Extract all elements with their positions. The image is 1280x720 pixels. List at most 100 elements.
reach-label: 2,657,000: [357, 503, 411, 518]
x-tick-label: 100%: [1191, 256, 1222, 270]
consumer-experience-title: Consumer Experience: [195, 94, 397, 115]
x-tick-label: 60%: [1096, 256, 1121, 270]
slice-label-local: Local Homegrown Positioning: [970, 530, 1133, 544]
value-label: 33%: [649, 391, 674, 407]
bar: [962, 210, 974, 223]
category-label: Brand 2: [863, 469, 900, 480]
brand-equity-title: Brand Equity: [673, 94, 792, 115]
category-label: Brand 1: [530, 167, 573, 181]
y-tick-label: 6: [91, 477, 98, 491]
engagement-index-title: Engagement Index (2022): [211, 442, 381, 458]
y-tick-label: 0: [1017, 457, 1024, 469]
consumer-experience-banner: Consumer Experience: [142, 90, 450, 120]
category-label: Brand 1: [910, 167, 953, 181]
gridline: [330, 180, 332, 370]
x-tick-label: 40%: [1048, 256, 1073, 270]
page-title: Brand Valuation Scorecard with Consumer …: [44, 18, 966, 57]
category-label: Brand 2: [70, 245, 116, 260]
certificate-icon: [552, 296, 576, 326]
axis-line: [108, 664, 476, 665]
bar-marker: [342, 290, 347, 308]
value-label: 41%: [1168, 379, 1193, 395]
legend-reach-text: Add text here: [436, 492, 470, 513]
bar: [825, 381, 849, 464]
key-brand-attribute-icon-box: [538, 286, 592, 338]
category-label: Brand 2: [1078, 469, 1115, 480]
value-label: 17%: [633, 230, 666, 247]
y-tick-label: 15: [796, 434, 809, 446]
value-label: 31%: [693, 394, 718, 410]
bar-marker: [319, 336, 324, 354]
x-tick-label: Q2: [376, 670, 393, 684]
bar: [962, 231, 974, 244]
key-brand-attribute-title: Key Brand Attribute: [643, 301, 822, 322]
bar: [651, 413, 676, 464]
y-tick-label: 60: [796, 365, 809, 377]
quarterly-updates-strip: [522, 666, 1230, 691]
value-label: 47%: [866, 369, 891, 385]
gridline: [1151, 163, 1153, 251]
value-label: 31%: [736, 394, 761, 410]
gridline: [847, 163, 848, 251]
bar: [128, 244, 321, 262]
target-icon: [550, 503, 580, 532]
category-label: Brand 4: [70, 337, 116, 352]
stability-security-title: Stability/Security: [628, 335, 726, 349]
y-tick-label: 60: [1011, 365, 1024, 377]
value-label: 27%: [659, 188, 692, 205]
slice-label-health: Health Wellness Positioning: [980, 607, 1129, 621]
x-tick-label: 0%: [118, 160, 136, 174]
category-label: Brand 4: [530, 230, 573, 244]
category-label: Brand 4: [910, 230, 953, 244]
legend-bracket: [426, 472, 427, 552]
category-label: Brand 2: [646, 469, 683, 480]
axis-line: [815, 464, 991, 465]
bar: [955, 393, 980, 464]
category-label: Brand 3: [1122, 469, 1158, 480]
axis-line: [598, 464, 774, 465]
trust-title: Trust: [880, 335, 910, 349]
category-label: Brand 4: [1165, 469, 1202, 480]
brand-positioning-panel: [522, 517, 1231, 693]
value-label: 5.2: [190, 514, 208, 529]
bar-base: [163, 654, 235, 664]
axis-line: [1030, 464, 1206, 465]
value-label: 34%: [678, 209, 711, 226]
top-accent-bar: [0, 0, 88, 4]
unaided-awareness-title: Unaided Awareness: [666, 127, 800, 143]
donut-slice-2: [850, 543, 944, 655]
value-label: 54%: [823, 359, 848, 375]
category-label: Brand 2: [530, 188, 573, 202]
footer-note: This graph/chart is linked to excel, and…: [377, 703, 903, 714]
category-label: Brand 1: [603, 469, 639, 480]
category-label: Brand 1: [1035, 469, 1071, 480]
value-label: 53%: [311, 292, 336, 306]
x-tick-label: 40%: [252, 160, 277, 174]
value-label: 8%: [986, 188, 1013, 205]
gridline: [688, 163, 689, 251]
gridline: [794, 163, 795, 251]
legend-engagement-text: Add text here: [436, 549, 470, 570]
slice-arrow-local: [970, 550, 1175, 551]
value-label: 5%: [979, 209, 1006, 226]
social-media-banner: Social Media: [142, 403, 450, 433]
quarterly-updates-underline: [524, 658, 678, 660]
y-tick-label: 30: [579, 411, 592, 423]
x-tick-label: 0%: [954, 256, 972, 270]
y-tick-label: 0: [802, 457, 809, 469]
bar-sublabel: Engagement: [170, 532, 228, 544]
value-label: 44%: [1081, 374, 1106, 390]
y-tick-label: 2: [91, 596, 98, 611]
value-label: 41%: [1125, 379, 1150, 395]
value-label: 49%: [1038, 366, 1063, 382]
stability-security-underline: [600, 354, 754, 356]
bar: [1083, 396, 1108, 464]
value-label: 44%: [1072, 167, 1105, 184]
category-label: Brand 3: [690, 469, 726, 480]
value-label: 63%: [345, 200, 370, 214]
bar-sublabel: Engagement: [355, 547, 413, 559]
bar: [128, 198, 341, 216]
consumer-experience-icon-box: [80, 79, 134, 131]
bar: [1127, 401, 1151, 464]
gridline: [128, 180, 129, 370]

......

Aim of the task — Reproduce every line of the listing above without any changes.

Result —
Extract all elements with their positions. The image is 1280x720 pixels. List at most 100 elements.
reach-label: 2,657,000: [357, 503, 411, 518]
x-tick-label: 100%: [1191, 256, 1222, 270]
consumer-experience-title: Consumer Experience: [195, 94, 397, 115]
x-tick-label: 60%: [1096, 256, 1121, 270]
slice-label-local: Local Homegrown Positioning: [970, 530, 1133, 544]
value-label: 33%: [649, 391, 674, 407]
bar: [962, 210, 974, 223]
category-label: Brand 2: [863, 469, 900, 480]
brand-equity-title: Brand Equity: [673, 94, 792, 115]
category-label: Brand 1: [530, 167, 573, 181]
y-tick-label: 6: [91, 477, 98, 491]
engagement-index-title: Engagement Index (2022): [211, 442, 381, 458]
y-tick-label: 0: [1017, 457, 1024, 469]
consumer-experience-banner: Consumer Experience: [142, 90, 450, 120]
category-label: Brand 1: [910, 167, 953, 181]
gridline: [330, 180, 332, 370]
x-tick-label: 40%: [1048, 256, 1073, 270]
page-title: Brand Valuation Scorecard with Consumer …: [44, 18, 966, 57]
category-label: Brand 2: [70, 245, 116, 260]
certificate-icon: [552, 296, 576, 326]
axis-line: [108, 664, 476, 665]
bar-marker: [342, 290, 347, 308]
value-label: 41%: [1168, 379, 1193, 395]
legend-reach-text: Add text here: [436, 492, 470, 513]
bar: [825, 381, 849, 464]
key-brand-attribute-icon-box: [538, 286, 592, 338]
category-label: Brand 2: [1078, 469, 1115, 480]
value-label: 17%: [633, 230, 666, 247]
y-tick-label: 15: [796, 434, 809, 446]
value-label: 31%: [693, 394, 718, 410]
bar-marker: [319, 336, 324, 354]
x-tick-label: Q2: [376, 670, 393, 684]
bar: [962, 231, 974, 244]
key-brand-attribute-title: Key Brand Attribute: [643, 301, 822, 322]
bar: [651, 413, 676, 464]
y-tick-label: 60: [796, 365, 809, 377]
quarterly-updates-strip: [522, 666, 1230, 691]
value-label: 47%: [866, 369, 891, 385]
gridline: [1151, 163, 1153, 251]
value-label: 31%: [736, 394, 761, 410]
gridline: [847, 163, 848, 251]
bar: [128, 244, 321, 262]
target-icon: [550, 503, 580, 532]
category-label: Brand 4: [70, 337, 116, 352]
stability-security-title: Stability/Security: [628, 335, 726, 349]
y-tick-label: 60: [1011, 365, 1024, 377]
value-label: 27%: [659, 188, 692, 205]
slice-label-health: Health Wellness Positioning: [980, 607, 1129, 621]
x-tick-label: 0%: [118, 160, 136, 174]
category-label: Brand 4: [530, 230, 573, 244]
category-label: Brand 4: [910, 230, 953, 244]
legend-bracket: [426, 472, 427, 552]
category-label: Brand 2: [646, 469, 683, 480]
axis-line: [815, 464, 991, 465]
bar: [955, 393, 980, 464]
category-label: Brand 3: [1122, 469, 1158, 480]
axis-line: [598, 464, 774, 465]
trust-title: Trust: [880, 335, 910, 349]
category-label: Brand 4: [1165, 469, 1202, 480]
brand-positioning-panel: [522, 517, 1231, 693]
value-label: 5.2: [190, 514, 208, 529]
bar-base: [163, 654, 235, 664]
axis-line: [1030, 464, 1206, 465]
value-label: 34%: [678, 209, 711, 226]
top-accent-bar: [0, 0, 88, 4]
unaided-awareness-title: Unaided Awareness: [666, 127, 800, 143]
donut-slice-2: [850, 543, 944, 655]
value-label: 54%: [823, 359, 848, 375]
category-label: Brand 2: [530, 188, 573, 202]
footer-note: This graph/chart is linked to excel, and…: [377, 703, 903, 714]
category-label: Brand 1: [603, 469, 639, 480]
category-label: Brand 1: [1035, 469, 1071, 480]
value-label: 53%: [311, 292, 336, 306]
x-tick-label: 40%: [252, 160, 277, 174]
value-label: 8%: [986, 188, 1013, 205]
gridline: [688, 163, 689, 251]
gridline: [794, 163, 795, 251]
legend-engagement-text: Add text here: [436, 549, 470, 570]
slice-arrow-local: [970, 550, 1175, 551]
value-label: 5%: [979, 209, 1006, 226]
social-media-banner: Social Media: [142, 403, 450, 433]
quarterly-updates-underline: [524, 658, 678, 660]
y-tick-label: 30: [579, 411, 592, 423]
x-tick-label: 0%: [954, 256, 972, 270]
y-tick-label: 0: [802, 457, 809, 469]
bar-sublabel: Engagement: [170, 532, 228, 544]
value-label: 44%: [1081, 374, 1106, 390]
y-tick-label: 2: [91, 596, 98, 611]
value-label: 41%: [1125, 379, 1150, 395]
value-label: 49%: [1038, 366, 1063, 382]
stability-security-underline: [600, 354, 754, 356]
bar: [1083, 396, 1108, 464]
value-label: 44%: [1072, 167, 1105, 184]
category-label: Brand 3: [690, 469, 726, 480]
value-label: 63%: [345, 200, 370, 214]
bar-sublabel: Engagement: [355, 547, 413, 559]
bar: [128, 198, 341, 216]
consumer-experience-icon-box: [80, 79, 134, 131]
bar: [1127, 401, 1151, 464]
gridline: [128, 180, 129, 370]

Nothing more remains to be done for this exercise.